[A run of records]
>> START

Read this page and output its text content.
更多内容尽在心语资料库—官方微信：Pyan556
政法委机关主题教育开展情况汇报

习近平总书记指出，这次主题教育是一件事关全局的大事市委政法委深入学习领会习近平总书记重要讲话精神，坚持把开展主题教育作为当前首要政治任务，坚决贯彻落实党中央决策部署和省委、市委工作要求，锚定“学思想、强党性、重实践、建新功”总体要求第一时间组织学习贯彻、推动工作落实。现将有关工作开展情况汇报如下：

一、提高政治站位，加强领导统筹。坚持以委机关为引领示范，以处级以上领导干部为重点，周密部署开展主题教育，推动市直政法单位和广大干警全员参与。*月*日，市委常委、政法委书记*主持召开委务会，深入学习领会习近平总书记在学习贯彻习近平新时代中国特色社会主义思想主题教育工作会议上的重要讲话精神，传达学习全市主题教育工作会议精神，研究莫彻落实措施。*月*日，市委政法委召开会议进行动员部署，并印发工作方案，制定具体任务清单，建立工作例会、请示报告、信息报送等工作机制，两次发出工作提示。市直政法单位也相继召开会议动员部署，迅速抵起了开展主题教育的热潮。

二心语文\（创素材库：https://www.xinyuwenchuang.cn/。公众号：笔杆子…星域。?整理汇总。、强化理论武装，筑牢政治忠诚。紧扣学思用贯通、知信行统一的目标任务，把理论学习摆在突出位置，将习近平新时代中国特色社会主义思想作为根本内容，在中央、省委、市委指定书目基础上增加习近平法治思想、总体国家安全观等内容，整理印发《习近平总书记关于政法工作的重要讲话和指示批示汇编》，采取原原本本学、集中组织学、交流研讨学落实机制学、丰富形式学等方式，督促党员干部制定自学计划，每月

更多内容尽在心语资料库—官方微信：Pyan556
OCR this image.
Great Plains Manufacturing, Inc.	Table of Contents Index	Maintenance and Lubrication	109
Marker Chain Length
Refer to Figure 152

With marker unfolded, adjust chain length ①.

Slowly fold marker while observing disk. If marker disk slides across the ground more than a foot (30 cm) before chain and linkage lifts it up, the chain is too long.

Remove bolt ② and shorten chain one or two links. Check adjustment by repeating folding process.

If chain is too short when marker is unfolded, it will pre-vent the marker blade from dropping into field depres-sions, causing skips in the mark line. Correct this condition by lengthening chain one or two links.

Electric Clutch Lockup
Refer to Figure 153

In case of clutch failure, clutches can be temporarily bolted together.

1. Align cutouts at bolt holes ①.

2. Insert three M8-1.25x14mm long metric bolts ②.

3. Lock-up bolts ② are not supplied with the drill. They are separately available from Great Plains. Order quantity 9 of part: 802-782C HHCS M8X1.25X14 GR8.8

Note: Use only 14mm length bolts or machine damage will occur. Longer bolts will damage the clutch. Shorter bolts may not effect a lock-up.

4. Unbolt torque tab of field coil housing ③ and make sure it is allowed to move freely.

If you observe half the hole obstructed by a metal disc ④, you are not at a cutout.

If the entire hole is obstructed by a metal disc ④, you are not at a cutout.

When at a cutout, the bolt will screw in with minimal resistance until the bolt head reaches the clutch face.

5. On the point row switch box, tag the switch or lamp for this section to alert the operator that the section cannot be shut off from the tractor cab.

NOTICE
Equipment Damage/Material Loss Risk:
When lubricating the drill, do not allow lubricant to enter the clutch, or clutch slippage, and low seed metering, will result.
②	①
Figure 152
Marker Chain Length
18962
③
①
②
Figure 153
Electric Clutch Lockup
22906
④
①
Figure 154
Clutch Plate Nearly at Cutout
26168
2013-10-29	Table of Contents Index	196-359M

>> END

◆ DIRECTIVE:
In the entries above, find each line with the word "disc" and show it.

◆ ANSWER TO THIS PROBLEM:
If you observe half the hole obstructed by a metal disc ④, you are not at a cutout.
If the entire hole is obstructed by a metal disc ④, you are not at a cutout.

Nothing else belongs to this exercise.